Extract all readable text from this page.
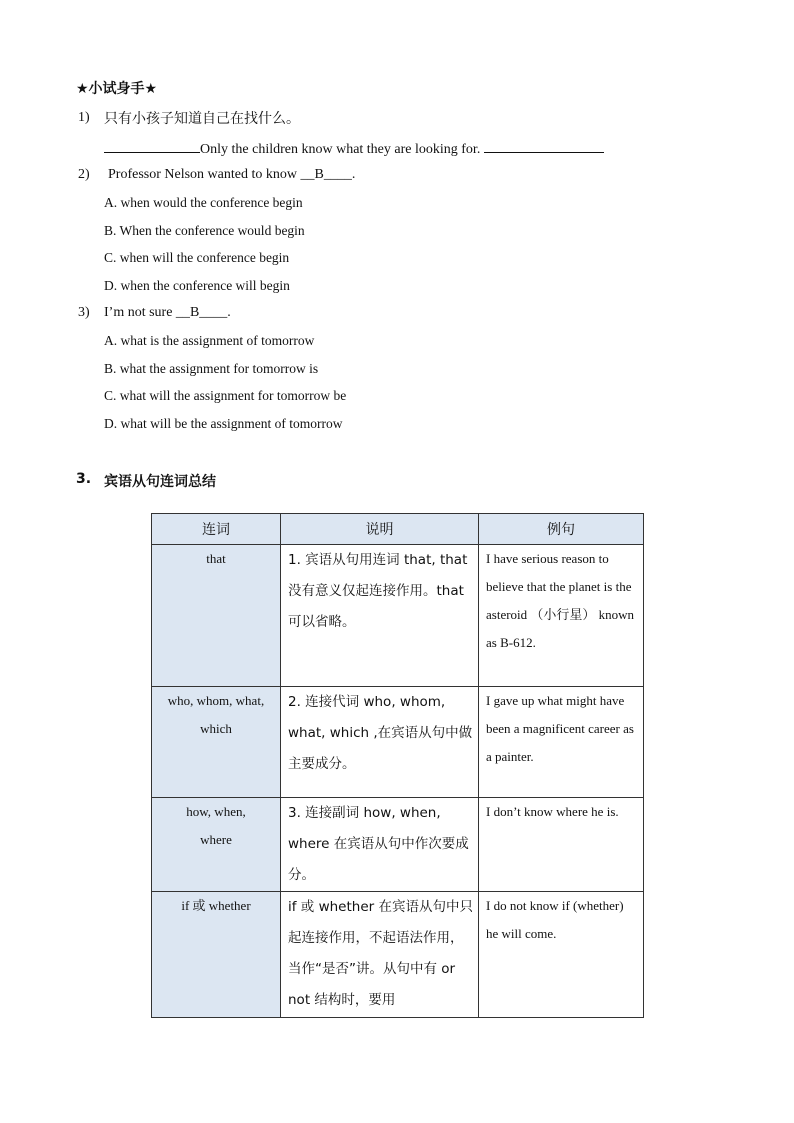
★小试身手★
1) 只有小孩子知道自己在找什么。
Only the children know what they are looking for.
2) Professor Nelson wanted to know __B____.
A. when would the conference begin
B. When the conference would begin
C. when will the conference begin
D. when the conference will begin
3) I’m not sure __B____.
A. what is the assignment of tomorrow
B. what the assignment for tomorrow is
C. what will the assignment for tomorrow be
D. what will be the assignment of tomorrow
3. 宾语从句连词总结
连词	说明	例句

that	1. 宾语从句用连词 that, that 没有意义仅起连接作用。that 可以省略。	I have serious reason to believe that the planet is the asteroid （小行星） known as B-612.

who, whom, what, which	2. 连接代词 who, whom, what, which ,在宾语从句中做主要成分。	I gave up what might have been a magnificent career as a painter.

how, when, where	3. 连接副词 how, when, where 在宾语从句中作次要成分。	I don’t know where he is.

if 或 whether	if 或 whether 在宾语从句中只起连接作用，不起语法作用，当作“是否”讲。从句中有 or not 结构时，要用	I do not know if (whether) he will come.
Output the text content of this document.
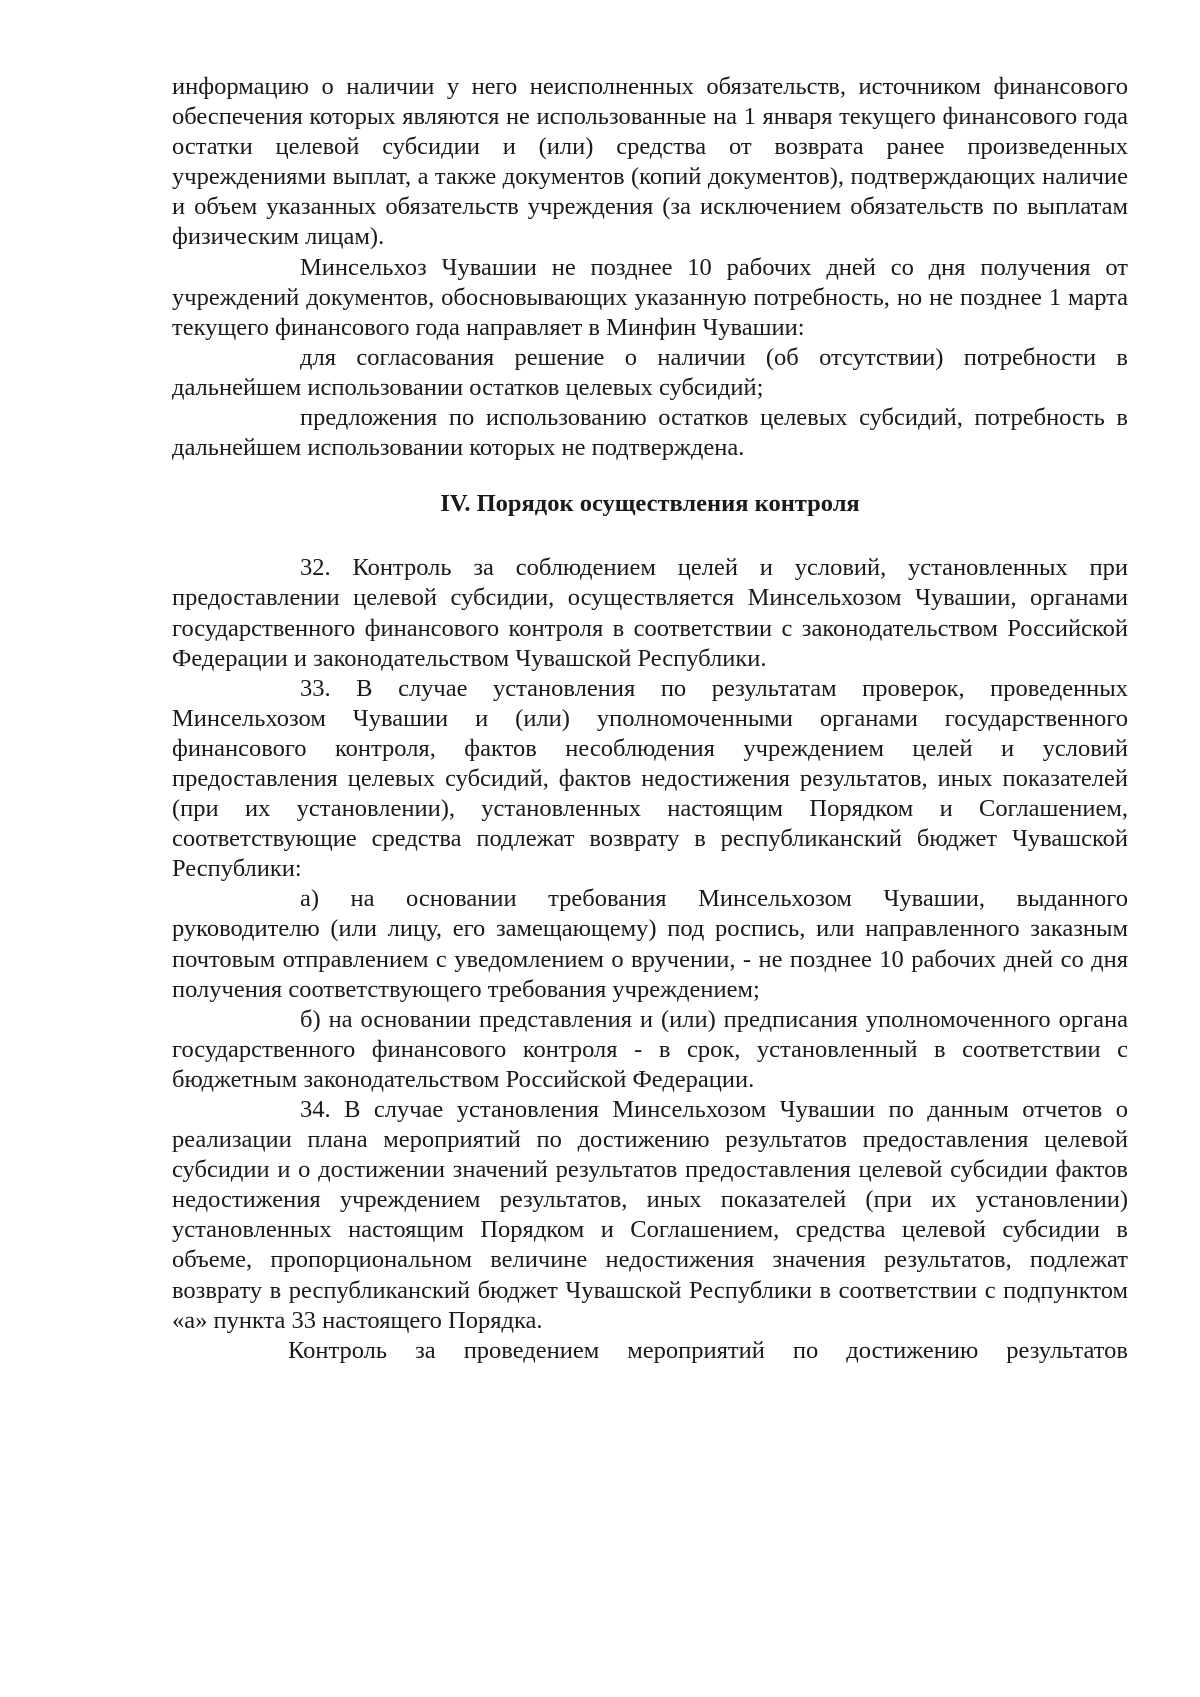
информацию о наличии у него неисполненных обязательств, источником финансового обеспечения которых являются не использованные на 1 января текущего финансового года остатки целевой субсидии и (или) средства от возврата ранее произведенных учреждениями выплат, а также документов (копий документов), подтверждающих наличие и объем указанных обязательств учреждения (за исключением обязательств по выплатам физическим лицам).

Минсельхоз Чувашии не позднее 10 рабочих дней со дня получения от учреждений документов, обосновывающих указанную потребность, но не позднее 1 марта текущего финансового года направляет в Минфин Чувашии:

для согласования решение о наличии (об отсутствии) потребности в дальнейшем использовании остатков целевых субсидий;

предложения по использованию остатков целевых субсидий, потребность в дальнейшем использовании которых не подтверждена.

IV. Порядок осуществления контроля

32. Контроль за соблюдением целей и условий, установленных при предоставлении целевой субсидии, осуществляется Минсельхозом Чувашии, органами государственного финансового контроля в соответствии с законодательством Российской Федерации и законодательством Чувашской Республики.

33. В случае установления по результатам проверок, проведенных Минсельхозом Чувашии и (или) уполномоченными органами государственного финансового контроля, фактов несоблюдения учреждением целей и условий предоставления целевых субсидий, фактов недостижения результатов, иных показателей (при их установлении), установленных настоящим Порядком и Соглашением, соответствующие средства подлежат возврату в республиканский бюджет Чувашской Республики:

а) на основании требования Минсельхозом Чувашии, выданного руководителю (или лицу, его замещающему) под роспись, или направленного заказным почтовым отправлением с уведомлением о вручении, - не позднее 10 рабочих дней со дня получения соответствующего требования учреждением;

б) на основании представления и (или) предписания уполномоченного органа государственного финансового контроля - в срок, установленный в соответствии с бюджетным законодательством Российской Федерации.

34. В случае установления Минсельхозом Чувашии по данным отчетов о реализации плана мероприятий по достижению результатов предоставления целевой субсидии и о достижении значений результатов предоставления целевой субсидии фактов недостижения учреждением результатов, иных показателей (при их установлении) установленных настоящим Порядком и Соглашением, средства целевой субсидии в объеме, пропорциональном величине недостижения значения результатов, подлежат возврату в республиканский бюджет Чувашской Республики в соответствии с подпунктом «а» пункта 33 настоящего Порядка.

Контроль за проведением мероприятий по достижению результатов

^^^^

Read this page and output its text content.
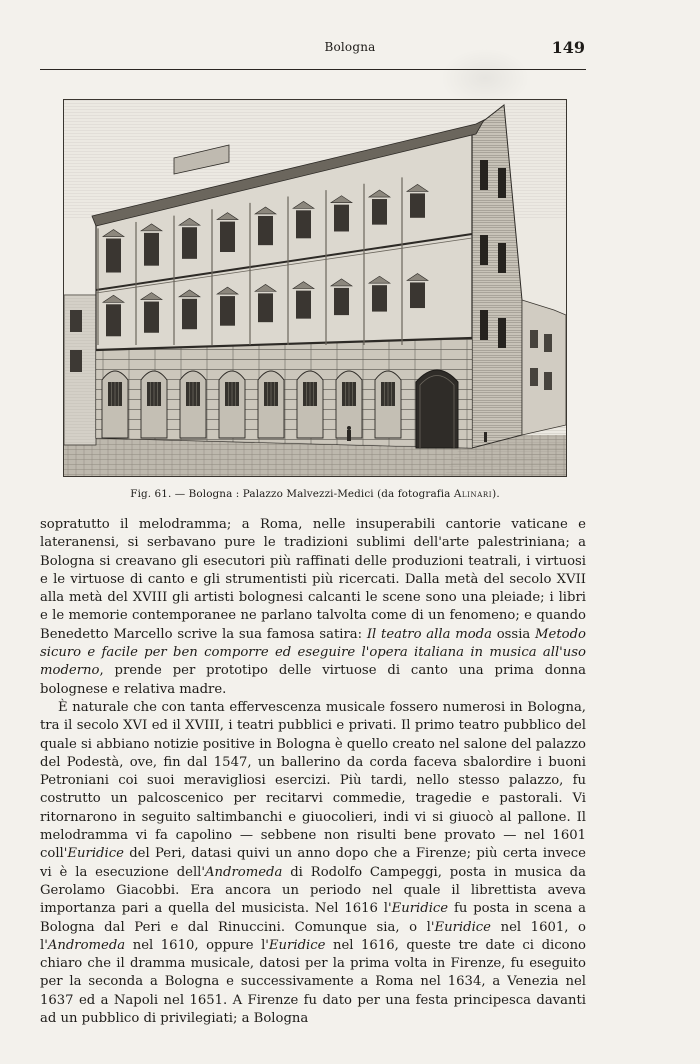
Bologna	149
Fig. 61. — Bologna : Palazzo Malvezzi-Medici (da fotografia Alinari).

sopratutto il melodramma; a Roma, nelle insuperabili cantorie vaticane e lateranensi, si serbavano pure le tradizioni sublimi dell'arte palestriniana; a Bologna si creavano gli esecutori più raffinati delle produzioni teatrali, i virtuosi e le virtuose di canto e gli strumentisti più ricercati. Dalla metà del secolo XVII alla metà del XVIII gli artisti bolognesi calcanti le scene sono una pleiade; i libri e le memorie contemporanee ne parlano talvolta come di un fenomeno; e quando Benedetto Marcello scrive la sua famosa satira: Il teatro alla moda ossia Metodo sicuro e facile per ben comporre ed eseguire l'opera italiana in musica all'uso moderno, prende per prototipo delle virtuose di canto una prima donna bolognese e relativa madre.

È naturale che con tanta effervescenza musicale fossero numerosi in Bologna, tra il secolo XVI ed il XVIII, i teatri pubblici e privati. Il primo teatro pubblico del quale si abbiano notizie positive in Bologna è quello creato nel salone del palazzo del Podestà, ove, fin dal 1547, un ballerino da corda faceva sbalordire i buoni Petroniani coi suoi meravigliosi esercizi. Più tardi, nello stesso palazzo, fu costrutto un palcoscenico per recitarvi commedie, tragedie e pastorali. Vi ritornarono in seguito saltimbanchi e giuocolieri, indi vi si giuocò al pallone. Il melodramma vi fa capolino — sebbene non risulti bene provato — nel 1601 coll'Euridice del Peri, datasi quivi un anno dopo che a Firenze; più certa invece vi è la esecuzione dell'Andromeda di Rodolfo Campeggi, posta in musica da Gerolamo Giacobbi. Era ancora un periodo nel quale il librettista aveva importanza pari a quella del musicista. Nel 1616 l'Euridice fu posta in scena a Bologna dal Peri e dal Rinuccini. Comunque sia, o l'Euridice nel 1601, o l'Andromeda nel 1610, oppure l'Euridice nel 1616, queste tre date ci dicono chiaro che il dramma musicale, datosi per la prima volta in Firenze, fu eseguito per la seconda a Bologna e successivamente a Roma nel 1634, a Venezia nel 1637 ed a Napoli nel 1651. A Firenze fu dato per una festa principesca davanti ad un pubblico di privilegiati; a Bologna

^^^^

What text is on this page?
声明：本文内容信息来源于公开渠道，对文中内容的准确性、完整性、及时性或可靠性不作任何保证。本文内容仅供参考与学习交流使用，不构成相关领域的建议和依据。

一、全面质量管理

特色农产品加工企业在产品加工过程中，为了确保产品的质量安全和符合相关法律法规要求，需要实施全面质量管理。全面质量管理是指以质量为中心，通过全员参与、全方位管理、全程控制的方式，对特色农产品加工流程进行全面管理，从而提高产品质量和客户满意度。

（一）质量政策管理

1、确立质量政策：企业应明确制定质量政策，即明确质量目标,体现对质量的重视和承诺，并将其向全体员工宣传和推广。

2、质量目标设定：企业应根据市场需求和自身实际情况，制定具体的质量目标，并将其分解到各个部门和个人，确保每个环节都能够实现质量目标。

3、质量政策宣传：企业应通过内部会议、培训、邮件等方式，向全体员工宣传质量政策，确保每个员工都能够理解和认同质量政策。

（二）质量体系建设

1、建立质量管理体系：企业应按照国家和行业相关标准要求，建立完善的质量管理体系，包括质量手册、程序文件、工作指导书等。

^^^^

◆ TASK GOAL ◆
Using the records above, gather all lines where the string "begin" is present.

◆ ANSWER IN FULL ◆
A. when would the conference begin
B. When the conference would begin
C. when will the conference begin
D. when the conference will begin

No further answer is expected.